- Required work
Without the pictures, set down every line of the data exactly.

- Data to process
- - - - - - -
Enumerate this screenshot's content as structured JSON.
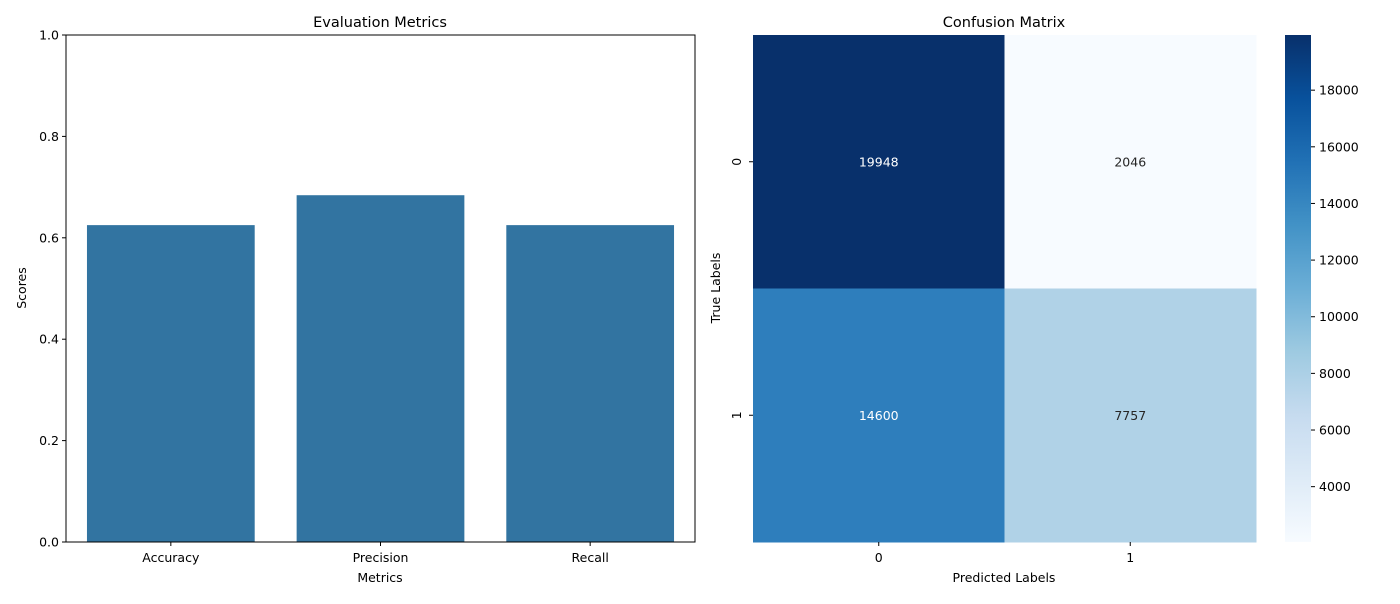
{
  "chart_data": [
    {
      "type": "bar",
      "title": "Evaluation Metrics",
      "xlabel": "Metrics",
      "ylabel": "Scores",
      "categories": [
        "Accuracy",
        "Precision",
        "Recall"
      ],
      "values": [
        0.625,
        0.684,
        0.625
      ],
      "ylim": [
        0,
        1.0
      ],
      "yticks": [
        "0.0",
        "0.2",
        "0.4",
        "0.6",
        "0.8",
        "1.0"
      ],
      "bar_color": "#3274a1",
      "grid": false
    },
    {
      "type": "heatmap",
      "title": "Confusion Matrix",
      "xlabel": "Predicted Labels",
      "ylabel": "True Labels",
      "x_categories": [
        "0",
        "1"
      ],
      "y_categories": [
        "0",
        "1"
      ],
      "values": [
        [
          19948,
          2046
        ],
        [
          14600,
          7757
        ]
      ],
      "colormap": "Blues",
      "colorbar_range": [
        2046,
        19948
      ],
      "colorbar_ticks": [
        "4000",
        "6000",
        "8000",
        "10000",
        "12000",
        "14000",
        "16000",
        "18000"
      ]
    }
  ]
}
- - - - - - -
- Answer for the task
Enumerate this screenshot's content as structured JSON.
{
  "chart_data": [
    {
      "type": "bar",
      "title": "Evaluation Metrics",
      "xlabel": "Metrics",
      "ylabel": "Scores",
      "categories": [
        "Accuracy",
        "Precision",
        "Recall"
      ],
      "values": [
        0.625,
        0.684,
        0.625
      ],
      "ylim": [
        0,
        1.0
      ],
      "yticks": [
        "0.0",
        "0.2",
        "0.4",
        "0.6",
        "0.8",
        "1.0"
      ],
      "bar_color": "#3274a1",
      "grid": false
    },
    {
      "type": "heatmap",
      "title": "Confusion Matrix",
      "xlabel": "Predicted Labels",
      "ylabel": "True Labels",
      "x_categories": [
        "0",
        "1"
      ],
      "y_categories": [
        "0",
        "1"
      ],
      "values": [
        [
          19948,
          2046
        ],
        [
          14600,
          7757
        ]
      ],
      "colormap": "Blues",
      "colorbar_range": [
        2046,
        19948
      ],
      "colorbar_ticks": [
        "4000",
        "6000",
        "8000",
        "10000",
        "12000",
        "14000",
        "16000",
        "18000"
      ]
    }
  ]
}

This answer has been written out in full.